## START DATA LINES

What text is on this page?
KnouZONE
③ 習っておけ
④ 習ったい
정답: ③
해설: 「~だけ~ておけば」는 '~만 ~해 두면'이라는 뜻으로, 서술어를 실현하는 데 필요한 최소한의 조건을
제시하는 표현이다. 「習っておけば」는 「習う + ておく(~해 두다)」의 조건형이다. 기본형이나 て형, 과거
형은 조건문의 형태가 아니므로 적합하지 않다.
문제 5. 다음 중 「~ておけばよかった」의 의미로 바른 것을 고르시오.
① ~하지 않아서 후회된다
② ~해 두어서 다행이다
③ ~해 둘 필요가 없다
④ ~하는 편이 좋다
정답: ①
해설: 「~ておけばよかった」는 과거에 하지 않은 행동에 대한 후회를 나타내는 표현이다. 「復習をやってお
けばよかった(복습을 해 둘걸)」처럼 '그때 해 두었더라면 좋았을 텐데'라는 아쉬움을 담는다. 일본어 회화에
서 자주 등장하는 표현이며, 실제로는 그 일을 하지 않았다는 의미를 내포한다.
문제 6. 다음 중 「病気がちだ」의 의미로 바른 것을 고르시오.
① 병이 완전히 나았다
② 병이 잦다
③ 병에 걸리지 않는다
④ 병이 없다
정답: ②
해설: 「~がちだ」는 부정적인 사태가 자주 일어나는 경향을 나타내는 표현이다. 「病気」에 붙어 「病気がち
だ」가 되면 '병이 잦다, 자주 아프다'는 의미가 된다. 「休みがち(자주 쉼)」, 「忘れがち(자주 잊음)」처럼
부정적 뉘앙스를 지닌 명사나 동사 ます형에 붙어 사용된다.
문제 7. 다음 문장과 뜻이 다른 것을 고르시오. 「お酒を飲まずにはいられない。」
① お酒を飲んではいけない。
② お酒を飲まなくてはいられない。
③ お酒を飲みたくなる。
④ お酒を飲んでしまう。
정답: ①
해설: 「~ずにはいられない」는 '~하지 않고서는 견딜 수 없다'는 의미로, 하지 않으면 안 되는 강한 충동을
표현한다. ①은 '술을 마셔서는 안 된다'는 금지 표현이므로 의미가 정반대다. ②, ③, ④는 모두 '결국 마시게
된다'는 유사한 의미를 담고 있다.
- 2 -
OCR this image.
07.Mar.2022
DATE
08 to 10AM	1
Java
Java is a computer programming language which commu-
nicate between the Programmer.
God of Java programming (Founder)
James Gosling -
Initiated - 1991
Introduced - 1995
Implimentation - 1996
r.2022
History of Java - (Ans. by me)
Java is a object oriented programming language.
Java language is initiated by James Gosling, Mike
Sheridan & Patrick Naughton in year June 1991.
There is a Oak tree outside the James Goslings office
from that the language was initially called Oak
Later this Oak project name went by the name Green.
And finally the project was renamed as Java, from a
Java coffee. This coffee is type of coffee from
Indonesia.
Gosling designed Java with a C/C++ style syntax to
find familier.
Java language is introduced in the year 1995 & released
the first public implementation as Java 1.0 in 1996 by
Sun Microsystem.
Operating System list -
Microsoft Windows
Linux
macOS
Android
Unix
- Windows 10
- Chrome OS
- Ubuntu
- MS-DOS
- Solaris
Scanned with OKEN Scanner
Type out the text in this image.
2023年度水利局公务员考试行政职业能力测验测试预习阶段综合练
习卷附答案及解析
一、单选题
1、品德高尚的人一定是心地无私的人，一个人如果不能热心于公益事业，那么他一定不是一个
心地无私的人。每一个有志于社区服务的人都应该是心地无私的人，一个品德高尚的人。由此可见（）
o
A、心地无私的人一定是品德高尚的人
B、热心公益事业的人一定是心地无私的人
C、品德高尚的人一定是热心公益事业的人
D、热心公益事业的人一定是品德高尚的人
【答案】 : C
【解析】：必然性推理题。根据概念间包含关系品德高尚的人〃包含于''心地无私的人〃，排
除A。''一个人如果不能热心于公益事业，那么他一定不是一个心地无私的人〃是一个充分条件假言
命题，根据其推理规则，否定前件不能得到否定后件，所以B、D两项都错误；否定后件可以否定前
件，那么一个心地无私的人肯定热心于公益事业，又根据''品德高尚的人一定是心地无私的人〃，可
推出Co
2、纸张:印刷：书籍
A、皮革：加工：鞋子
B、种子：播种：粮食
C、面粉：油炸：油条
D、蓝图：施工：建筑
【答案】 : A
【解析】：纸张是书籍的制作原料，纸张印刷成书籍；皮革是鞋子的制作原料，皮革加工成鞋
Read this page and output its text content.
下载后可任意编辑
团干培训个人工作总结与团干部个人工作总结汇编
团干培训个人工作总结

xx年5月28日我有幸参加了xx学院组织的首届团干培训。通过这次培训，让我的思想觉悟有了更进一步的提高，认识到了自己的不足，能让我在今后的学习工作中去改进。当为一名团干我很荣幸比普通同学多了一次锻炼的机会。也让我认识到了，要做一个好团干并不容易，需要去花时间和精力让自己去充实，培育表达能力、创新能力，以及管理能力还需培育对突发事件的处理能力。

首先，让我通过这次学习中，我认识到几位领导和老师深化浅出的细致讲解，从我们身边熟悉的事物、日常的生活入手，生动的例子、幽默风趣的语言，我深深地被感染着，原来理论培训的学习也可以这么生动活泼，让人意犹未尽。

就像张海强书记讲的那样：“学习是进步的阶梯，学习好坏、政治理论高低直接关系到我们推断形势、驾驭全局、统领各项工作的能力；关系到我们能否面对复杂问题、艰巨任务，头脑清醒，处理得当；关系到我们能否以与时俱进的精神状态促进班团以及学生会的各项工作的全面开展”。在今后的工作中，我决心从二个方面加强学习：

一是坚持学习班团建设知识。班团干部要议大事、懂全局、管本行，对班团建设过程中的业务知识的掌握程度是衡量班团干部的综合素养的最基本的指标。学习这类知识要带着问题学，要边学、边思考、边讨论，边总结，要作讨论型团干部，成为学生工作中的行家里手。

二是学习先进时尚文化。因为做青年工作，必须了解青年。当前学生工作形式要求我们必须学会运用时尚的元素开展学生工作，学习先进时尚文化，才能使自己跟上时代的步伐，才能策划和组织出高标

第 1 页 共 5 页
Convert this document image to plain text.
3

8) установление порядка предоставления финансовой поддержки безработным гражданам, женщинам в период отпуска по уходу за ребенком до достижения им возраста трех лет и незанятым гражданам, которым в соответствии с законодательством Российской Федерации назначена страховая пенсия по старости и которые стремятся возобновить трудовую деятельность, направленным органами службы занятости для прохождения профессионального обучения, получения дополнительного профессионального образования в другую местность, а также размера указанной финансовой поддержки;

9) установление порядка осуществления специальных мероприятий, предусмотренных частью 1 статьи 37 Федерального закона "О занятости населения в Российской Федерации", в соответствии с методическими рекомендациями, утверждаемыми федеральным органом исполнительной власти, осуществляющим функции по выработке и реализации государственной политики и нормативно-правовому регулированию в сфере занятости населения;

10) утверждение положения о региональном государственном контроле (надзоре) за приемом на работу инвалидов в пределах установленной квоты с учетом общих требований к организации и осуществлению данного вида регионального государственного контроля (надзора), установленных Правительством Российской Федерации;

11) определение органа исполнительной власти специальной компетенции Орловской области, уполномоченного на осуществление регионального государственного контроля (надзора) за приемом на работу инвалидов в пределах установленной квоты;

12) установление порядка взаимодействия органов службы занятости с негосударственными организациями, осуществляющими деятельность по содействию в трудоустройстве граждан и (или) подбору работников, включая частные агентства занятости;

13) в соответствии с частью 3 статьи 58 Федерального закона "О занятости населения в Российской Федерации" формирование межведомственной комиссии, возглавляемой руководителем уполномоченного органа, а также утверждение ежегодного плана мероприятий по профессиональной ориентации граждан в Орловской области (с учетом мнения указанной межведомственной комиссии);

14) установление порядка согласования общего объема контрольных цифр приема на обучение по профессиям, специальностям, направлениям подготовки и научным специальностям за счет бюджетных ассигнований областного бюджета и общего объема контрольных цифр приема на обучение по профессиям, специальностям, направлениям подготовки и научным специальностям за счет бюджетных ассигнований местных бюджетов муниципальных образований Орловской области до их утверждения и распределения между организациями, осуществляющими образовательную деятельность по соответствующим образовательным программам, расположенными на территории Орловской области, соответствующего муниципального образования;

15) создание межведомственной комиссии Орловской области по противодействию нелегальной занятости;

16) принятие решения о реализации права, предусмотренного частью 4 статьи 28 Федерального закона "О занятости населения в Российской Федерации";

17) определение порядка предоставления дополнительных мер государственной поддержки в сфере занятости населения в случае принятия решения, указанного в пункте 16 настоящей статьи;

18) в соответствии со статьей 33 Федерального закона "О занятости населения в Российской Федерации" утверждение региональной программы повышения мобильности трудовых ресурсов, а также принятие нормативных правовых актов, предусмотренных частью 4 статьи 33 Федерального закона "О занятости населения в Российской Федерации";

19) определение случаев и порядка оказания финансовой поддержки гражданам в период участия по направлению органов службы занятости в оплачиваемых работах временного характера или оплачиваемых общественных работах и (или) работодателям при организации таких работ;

## END DATA LINES

Count the lines in which the string "with" appears, then report only that figure.

- _SOLVED EXERCISE_
2